**Latihan Tertulis**
Kutiplah secara utuh dan persis teks mengenai implementasi kebijakan di bawah ini.

**Kutipan Teks**
:::::

2. Sumber daya, yaitu menunjuk setiap kebijakan harus didukung oleh sumber
daya yang memadai, baik sumber daya manusia meupun sumberer daya
finansial berupa modal usaha.
3. Disposisi, yaitu menunjuk karakteristik yang menempel erat kepada
implementor kebijakan/program. Karakter yang penting dimiliki oleh
implementor adalah kejujuran, komitmen, dan demokratis.
4. Struktur Birokrasi, menunjuk bahwa struktur birokrasi menjadi penting dalan
implementasi kebijakan. Aspek struktur birokrasi ini mencakup dua hal
penting pertama adalah mekanisme, dan struktur organisasi pelaksana sendiri.

:::::

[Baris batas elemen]
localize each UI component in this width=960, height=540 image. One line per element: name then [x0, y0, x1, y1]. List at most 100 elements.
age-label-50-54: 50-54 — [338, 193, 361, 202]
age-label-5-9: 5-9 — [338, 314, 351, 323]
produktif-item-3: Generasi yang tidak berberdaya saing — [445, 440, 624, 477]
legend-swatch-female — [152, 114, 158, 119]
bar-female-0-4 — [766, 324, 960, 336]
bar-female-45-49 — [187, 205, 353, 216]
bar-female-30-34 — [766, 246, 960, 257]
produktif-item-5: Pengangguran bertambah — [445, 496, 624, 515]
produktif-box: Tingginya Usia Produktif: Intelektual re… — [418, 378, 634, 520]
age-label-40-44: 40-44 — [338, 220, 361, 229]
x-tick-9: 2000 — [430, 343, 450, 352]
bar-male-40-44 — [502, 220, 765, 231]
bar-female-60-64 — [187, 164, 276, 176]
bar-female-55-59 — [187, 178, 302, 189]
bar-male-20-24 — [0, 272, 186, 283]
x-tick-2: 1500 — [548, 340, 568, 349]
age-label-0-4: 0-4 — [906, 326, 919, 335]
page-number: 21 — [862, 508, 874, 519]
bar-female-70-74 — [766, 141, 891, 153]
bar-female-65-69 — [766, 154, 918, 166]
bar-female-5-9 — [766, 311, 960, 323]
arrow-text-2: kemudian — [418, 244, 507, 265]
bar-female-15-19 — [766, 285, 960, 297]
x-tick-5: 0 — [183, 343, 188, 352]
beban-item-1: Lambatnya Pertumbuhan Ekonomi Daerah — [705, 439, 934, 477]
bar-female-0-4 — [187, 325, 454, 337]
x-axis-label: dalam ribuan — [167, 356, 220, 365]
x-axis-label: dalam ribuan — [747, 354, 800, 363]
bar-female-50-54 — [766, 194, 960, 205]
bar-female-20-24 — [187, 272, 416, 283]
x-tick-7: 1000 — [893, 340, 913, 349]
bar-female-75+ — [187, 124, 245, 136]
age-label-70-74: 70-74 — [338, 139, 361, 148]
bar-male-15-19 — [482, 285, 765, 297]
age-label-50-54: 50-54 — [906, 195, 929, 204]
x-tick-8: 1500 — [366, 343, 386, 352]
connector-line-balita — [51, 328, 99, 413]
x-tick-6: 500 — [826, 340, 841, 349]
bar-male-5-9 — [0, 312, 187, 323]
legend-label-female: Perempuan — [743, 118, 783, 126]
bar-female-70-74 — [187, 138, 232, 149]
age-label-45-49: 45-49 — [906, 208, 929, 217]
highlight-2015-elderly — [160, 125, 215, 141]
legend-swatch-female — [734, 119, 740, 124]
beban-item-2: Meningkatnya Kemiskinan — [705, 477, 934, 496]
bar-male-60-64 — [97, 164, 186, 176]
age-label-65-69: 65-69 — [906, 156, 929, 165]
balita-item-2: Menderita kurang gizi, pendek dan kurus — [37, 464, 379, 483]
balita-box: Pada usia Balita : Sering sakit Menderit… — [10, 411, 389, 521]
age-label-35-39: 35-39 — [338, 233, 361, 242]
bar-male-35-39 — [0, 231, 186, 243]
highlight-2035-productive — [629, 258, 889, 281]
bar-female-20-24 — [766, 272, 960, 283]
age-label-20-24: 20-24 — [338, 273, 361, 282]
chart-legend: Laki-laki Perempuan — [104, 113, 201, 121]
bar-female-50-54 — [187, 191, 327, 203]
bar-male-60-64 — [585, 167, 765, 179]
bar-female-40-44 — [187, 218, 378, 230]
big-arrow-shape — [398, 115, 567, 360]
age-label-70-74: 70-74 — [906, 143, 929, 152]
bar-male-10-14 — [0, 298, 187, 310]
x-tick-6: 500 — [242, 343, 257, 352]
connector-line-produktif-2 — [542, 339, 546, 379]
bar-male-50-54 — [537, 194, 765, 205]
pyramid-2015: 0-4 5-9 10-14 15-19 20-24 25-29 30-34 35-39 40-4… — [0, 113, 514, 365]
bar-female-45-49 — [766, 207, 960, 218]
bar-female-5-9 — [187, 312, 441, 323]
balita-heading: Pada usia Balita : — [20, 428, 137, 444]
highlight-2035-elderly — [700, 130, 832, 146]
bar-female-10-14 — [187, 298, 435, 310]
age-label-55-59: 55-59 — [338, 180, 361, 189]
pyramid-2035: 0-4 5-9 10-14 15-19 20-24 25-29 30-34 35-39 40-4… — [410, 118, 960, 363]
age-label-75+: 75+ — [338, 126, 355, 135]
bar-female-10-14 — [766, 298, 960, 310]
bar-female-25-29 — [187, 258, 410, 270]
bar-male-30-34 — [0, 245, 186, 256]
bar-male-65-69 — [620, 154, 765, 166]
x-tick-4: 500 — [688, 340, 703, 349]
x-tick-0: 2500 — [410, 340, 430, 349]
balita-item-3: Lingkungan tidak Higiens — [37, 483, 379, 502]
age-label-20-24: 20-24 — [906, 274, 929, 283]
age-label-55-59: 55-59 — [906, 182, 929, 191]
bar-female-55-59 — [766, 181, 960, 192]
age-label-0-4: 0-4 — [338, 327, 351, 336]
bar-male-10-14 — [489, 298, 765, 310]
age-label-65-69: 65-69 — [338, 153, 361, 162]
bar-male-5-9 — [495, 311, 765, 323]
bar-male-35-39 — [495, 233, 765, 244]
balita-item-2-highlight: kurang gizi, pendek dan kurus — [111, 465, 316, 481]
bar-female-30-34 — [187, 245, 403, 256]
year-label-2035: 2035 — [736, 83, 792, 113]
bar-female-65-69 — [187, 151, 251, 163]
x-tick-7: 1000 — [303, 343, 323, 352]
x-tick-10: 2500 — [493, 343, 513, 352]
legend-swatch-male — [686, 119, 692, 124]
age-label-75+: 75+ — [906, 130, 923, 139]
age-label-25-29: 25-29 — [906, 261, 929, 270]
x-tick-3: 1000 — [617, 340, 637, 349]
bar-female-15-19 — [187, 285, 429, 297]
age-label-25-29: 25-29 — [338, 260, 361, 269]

:::::

**Tugas Terselesaikan**
2. Sumber daya, yaitu menunjuk setiap kebijakan harus didukung oleh sumber
daya yang memadai, baik sumber daya manusia meupun sumberer daya
finansial berupa modal usaha.
3. Disposisi, yaitu menunjuk karakteristik yang menempel erat kepada
implementor kebijakan/program. Karakter yang penting dimiliki oleh
implementor adalah kejujuran, komitmen, dan demokratis.
4. Struktur Birokrasi, menunjuk bahwa struktur birokrasi menjadi penting dalan
implementasi kebijakan. Aspek struktur birokrasi ini mencakup dua hal
penting pertama adalah mekanisme, dan struktur organisasi pelaksana sendiri.